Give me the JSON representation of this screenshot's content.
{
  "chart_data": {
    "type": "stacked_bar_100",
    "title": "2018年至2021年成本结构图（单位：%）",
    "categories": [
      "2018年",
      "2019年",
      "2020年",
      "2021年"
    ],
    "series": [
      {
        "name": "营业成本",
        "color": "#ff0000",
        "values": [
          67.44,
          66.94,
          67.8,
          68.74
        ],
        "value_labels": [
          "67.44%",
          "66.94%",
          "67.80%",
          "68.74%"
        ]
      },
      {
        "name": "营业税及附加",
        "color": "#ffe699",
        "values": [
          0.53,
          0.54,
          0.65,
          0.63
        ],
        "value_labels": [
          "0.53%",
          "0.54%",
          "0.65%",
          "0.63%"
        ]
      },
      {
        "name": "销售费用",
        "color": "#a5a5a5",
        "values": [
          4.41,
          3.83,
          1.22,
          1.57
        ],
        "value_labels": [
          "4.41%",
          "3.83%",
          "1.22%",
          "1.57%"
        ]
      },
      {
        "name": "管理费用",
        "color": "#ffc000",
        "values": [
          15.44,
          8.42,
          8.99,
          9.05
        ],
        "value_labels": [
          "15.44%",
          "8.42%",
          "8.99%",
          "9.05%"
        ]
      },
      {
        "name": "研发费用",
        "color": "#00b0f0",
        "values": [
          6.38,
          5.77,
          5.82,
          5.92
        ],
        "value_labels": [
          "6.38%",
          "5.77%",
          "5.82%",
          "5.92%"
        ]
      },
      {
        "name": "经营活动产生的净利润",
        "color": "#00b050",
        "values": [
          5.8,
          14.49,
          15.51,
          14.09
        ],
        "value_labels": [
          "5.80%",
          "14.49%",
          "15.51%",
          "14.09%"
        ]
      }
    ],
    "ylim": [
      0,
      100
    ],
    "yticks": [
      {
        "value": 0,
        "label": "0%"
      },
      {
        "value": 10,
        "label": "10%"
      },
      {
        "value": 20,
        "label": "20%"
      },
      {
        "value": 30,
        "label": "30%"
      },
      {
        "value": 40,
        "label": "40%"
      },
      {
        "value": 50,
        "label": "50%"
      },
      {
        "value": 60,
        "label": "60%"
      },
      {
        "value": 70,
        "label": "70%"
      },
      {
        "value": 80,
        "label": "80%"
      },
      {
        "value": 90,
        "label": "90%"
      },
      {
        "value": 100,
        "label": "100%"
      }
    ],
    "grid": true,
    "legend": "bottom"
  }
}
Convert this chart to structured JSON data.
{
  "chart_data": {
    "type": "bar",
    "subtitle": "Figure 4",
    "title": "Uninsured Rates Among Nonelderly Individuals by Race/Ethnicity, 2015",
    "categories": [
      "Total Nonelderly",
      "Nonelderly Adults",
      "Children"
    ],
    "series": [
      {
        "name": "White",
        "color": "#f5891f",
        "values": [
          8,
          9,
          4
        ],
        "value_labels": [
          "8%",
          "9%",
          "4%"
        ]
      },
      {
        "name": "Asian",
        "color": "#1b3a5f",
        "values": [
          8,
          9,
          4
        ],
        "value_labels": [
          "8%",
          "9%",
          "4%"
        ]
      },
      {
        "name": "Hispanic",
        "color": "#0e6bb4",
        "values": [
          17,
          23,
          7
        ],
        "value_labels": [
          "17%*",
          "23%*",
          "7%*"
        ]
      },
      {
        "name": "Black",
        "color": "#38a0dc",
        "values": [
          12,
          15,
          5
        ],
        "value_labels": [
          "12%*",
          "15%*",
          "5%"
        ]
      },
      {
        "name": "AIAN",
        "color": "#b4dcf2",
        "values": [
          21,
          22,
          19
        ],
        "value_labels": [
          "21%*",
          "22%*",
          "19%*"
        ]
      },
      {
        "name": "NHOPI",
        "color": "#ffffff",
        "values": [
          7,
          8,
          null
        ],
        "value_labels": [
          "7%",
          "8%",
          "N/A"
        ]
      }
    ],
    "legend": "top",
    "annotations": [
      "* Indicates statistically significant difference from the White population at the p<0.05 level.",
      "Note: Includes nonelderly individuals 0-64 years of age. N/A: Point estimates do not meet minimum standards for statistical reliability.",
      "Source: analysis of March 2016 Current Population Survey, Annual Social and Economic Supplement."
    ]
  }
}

···

Each record above must be given again exactly.

Give me the JSON representation of this screenshot's content.
{
  "chart_data": {
    "type": "stacked_bar_100",
    "title": "2018年至2021年成本结构图（单位：%）",
    "categories": [
      "2018年",
      "2019年",
      "2020年",
      "2021年"
    ],
    "series": [
      {
        "name": "营业成本",
        "color": "#ff0000",
        "values": [
          67.44,
          66.94,
          67.8,
          68.74
        ],
        "value_labels": [
          "67.44%",
          "66.94%",
          "67.80%",
          "68.74%"
        ]
      },
      {
        "name": "营业税及附加",
        "color": "#ffe699",
        "values": [
          0.53,
          0.54,
          0.65,
          0.63
        ],
        "value_labels": [
          "0.53%",
          "0.54%",
          "0.65%",
          "0.63%"
        ]
      },
      {
        "name": "销售费用",
        "color": "#a5a5a5",
        "values": [
          4.41,
          3.83,
          1.22,
          1.57
        ],
        "value_labels": [
          "4.41%",
          "3.83%",
          "1.22%",
          "1.57%"
        ]
      },
      {
        "name": "管理费用",
        "color": "#ffc000",
        "values": [
          15.44,
          8.42,
          8.99,
          9.05
        ],
        "value_labels": [
          "15.44%",
          "8.42%",
          "8.99%",
          "9.05%"
        ]
      },
      {
        "name": "研发费用",
        "color": "#00b0f0",
        "values": [
          6.38,
          5.77,
          5.82,
          5.92
        ],
        "value_labels": [
          "6.38%",
          "5.77%",
          "5.82%",
          "5.92%"
        ]
      },
      {
        "name": "经营活动产生的净利润",
        "color": "#00b050",
        "values": [
          5.8,
          14.49,
          15.51,
          14.09
        ],
        "value_labels": [
          "5.80%",
          "14.49%",
          "15.51%",
          "14.09%"
        ]
      }
    ],
    "ylim": [
      0,
      100
    ],
    "yticks": [
      {
        "value": 0,
        "label": "0%"
      },
      {
        "value": 10,
        "label": "10%"
      },
      {
        "value": 20,
        "label": "20%"
      },
      {
        "value": 30,
        "label": "30%"
      },
      {
        "value": 40,
        "label": "40%"
      },
      {
        "value": 50,
        "label": "50%"
      },
      {
        "value": 60,
        "label": "60%"
      },
      {
        "value": 70,
        "label": "70%"
      },
      {
        "value": 80,
        "label": "80%"
      },
      {
        "value": 90,
        "label": "90%"
      },
      {
        "value": 100,
        "label": "100%"
      }
    ],
    "grid": true,
    "legend": "bottom"
  }
}
Convert this chart to structured JSON data.
{
  "chart_data": {
    "type": "bar",
    "subtitle": "Figure 4",
    "title": "Uninsured Rates Among Nonelderly Individuals by Race/Ethnicity, 2015",
    "categories": [
      "Total Nonelderly",
      "Nonelderly Adults",
      "Children"
    ],
    "series": [
      {
        "name": "White",
        "color": "#f5891f",
        "values": [
          8,
          9,
          4
        ],
        "value_labels": [
          "8%",
          "9%",
          "4%"
        ]
      },
      {
        "name": "Asian",
        "color": "#1b3a5f",
        "values": [
          8,
          9,
          4
        ],
        "value_labels": [
          "8%",
          "9%",
          "4%"
        ]
      },
      {
        "name": "Hispanic",
        "color": "#0e6bb4",
        "values": [
          17,
          23,
          7
        ],
        "value_labels": [
          "17%*",
          "23%*",
          "7%*"
        ]
      },
      {
        "name": "Black",
        "color": "#38a0dc",
        "values": [
          12,
          15,
          5
        ],
        "value_labels": [
          "12%*",
          "15%*",
          "5%"
        ]
      },
      {
        "name": "AIAN",
        "color": "#b4dcf2",
        "values": [
          21,
          22,
          19
        ],
        "value_labels": [
          "21%*",
          "22%*",
          "19%*"
        ]
      },
      {
        "name": "NHOPI",
        "color": "#ffffff",
        "values": [
          7,
          8,
          null
        ],
        "value_labels": [
          "7%",
          "8%",
          "N/A"
        ]
      }
    ],
    "legend": "top",
    "annotations": [
      "* Indicates statistically significant difference from the White population at the p<0.05 level.",
      "Note: Includes nonelderly individuals 0-64 years of age. N/A: Point estimates do not meet minimum standards for statistical reliability.",
      "Source: analysis of March 2016 Current Population Survey, Annual Social and Economic Supplement."
    ]
  }
}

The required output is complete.